**Records to process**
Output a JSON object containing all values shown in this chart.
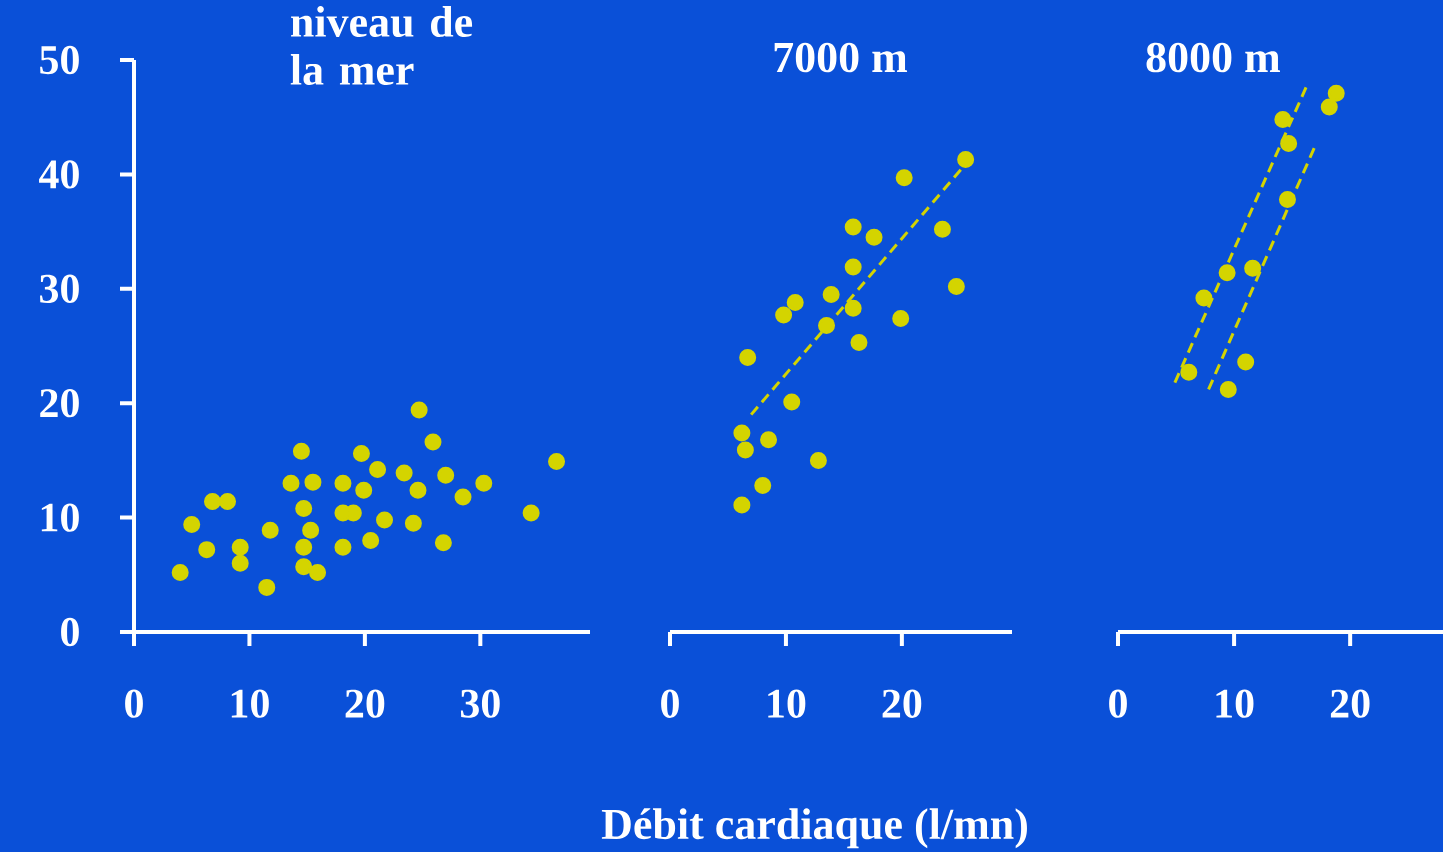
{
  "chart_data": [
    {
      "type": "scatter",
      "title": "niveau de la mer",
      "xlim": [
        0,
        39.5
      ],
      "ylim": [
        0,
        50
      ],
      "xticks": [
        0,
        10,
        20,
        30
      ],
      "yticks": [
        0,
        10,
        20,
        30,
        40,
        50
      ],
      "series": [
        {
          "color": "#d4d400",
          "marker": "circle",
          "x": [
            4.0,
            5.0,
            6.8,
            8.1,
            6.3,
            9.2,
            9.2,
            11.5,
            14.5,
            13.6,
            15.5,
            14.7,
            11.8,
            14.7,
            14.7,
            15.9,
            15.3,
            18.1,
            19.0,
            18.1,
            18.1,
            19.7,
            21.1,
            19.9,
            20.5,
            21.7,
            23.4,
            24.6,
            24.2,
            26.8,
            24.7,
            25.9,
            27.0,
            28.5,
            30.3,
            34.4,
            36.6
          ],
          "values": [
            5.2,
            9.4,
            11.4,
            11.4,
            7.2,
            7.4,
            6.0,
            3.9,
            15.8,
            13.0,
            13.1,
            10.8,
            8.9,
            7.4,
            5.7,
            5.2,
            8.9,
            10.4,
            10.4,
            7.4,
            13.0,
            15.6,
            14.2,
            12.4,
            8.0,
            9.8,
            13.9,
            12.4,
            9.5,
            7.8,
            19.4,
            16.6,
            13.7,
            11.8,
            13.0,
            10.4,
            14.9
          ]
        }
      ]
    },
    {
      "type": "scatter",
      "title": "7000 m",
      "xlabel": "Débit cardiaque (l/mn)",
      "xlim": [
        0,
        29.5
      ],
      "ylim": [
        0,
        50
      ],
      "xticks": [
        0,
        10,
        20
      ],
      "tick_labels": "x",
      "series": [
        {
          "color": "#d4d400",
          "marker": "circle",
          "x": [
            6.2,
            8.0,
            6.2,
            6.5,
            8.5,
            12.8,
            10.5,
            6.7,
            9.8,
            10.8,
            13.5,
            13.9,
            15.8,
            16.3,
            19.9,
            15.8,
            15.8,
            17.6,
            23.5,
            24.7,
            20.2,
            25.5
          ],
          "values": [
            11.1,
            12.8,
            17.4,
            15.9,
            16.8,
            15.0,
            20.1,
            24.0,
            27.7,
            28.8,
            26.8,
            29.5,
            28.3,
            25.3,
            27.4,
            31.9,
            35.4,
            34.5,
            35.2,
            30.2,
            39.7,
            41.3
          ]
        },
        {
          "type": "line",
          "color": "#d4d400",
          "line_style": "dashed",
          "marker": "none",
          "x": [
            7,
            26
          ],
          "values": [
            19,
            41.5
          ]
        }
      ]
    },
    {
      "type": "scatter",
      "title": "8000 m",
      "xlim": [
        0,
        28
      ],
      "ylim": [
        0,
        50
      ],
      "xticks": [
        0,
        10,
        20
      ],
      "tick_labels": "x",
      "series": [
        {
          "color": "#d4d400",
          "marker": "circle",
          "x": [
            6.1,
            9.5,
            11.0,
            7.4,
            9.4,
            11.6,
            14.6,
            14.2,
            14.7,
            18.2,
            18.8
          ],
          "values": [
            22.7,
            21.2,
            23.6,
            29.2,
            31.4,
            31.8,
            37.8,
            44.8,
            42.7,
            45.9,
            47.1
          ]
        },
        {
          "type": "line",
          "color": "#d4d400",
          "line_style": "dashed",
          "marker": "none",
          "x": [
            4.9,
            16.2
          ],
          "values": [
            21.8,
            47.6
          ]
        },
        {
          "type": "line",
          "color": "#d4d400",
          "line_style": "dashed",
          "marker": "none",
          "x": [
            7.8,
            16.9
          ],
          "values": [
            21.2,
            42.3
          ]
        }
      ]
    }
  ]
}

**Exercise goal**
Omit the pictures, then output the rest of the listing exactly.

**Task output**
Output a JSON object containing all values shown in this chart.
{
  "chart_data": [
    {
      "type": "scatter",
      "title": "niveau de la mer",
      "xlim": [
        0,
        39.5
      ],
      "ylim": [
        0,
        50
      ],
      "xticks": [
        0,
        10,
        20,
        30
      ],
      "yticks": [
        0,
        10,
        20,
        30,
        40,
        50
      ],
      "series": [
        {
          "color": "#d4d400",
          "marker": "circle",
          "x": [
            4.0,
            5.0,
            6.8,
            8.1,
            6.3,
            9.2,
            9.2,
            11.5,
            14.5,
            13.6,
            15.5,
            14.7,
            11.8,
            14.7,
            14.7,
            15.9,
            15.3,
            18.1,
            19.0,
            18.1,
            18.1,
            19.7,
            21.1,
            19.9,
            20.5,
            21.7,
            23.4,
            24.6,
            24.2,
            26.8,
            24.7,
            25.9,
            27.0,
            28.5,
            30.3,
            34.4,
            36.6
          ],
          "values": [
            5.2,
            9.4,
            11.4,
            11.4,
            7.2,
            7.4,
            6.0,
            3.9,
            15.8,
            13.0,
            13.1,
            10.8,
            8.9,
            7.4,
            5.7,
            5.2,
            8.9,
            10.4,
            10.4,
            7.4,
            13.0,
            15.6,
            14.2,
            12.4,
            8.0,
            9.8,
            13.9,
            12.4,
            9.5,
            7.8,
            19.4,
            16.6,
            13.7,
            11.8,
            13.0,
            10.4,
            14.9
          ]
        }
      ]
    },
    {
      "type": "scatter",
      "title": "7000 m",
      "xlabel": "Débit cardiaque (l/mn)",
      "xlim": [
        0,
        29.5
      ],
      "ylim": [
        0,
        50
      ],
      "xticks": [
        0,
        10,
        20
      ],
      "tick_labels": "x",
      "series": [
        {
          "color": "#d4d400",
          "marker": "circle",
          "x": [
            6.2,
            8.0,
            6.2,
            6.5,
            8.5,
            12.8,
            10.5,
            6.7,
            9.8,
            10.8,
            13.5,
            13.9,
            15.8,
            16.3,
            19.9,
            15.8,
            15.8,
            17.6,
            23.5,
            24.7,
            20.2,
            25.5
          ],
          "values": [
            11.1,
            12.8,
            17.4,
            15.9,
            16.8,
            15.0,
            20.1,
            24.0,
            27.7,
            28.8,
            26.8,
            29.5,
            28.3,
            25.3,
            27.4,
            31.9,
            35.4,
            34.5,
            35.2,
            30.2,
            39.7,
            41.3
          ]
        },
        {
          "type": "line",
          "color": "#d4d400",
          "line_style": "dashed",
          "marker": "none",
          "x": [
            7,
            26
          ],
          "values": [
            19,
            41.5
          ]
        }
      ]
    },
    {
      "type": "scatter",
      "title": "8000 m",
      "xlim": [
        0,
        28
      ],
      "ylim": [
        0,
        50
      ],
      "xticks": [
        0,
        10,
        20
      ],
      "tick_labels": "x",
      "series": [
        {
          "color": "#d4d400",
          "marker": "circle",
          "x": [
            6.1,
            9.5,
            11.0,
            7.4,
            9.4,
            11.6,
            14.6,
            14.2,
            14.7,
            18.2,
            18.8
          ],
          "values": [
            22.7,
            21.2,
            23.6,
            29.2,
            31.4,
            31.8,
            37.8,
            44.8,
            42.7,
            45.9,
            47.1
          ]
        },
        {
          "type": "line",
          "color": "#d4d400",
          "line_style": "dashed",
          "marker": "none",
          "x": [
            4.9,
            16.2
          ],
          "values": [
            21.8,
            47.6
          ]
        },
        {
          "type": "line",
          "color": "#d4d400",
          "line_style": "dashed",
          "marker": "none",
          "x": [
            7.8,
            16.9
          ],
          "values": [
            21.2,
            42.3
          ]
        }
      ]
    }
  ]
}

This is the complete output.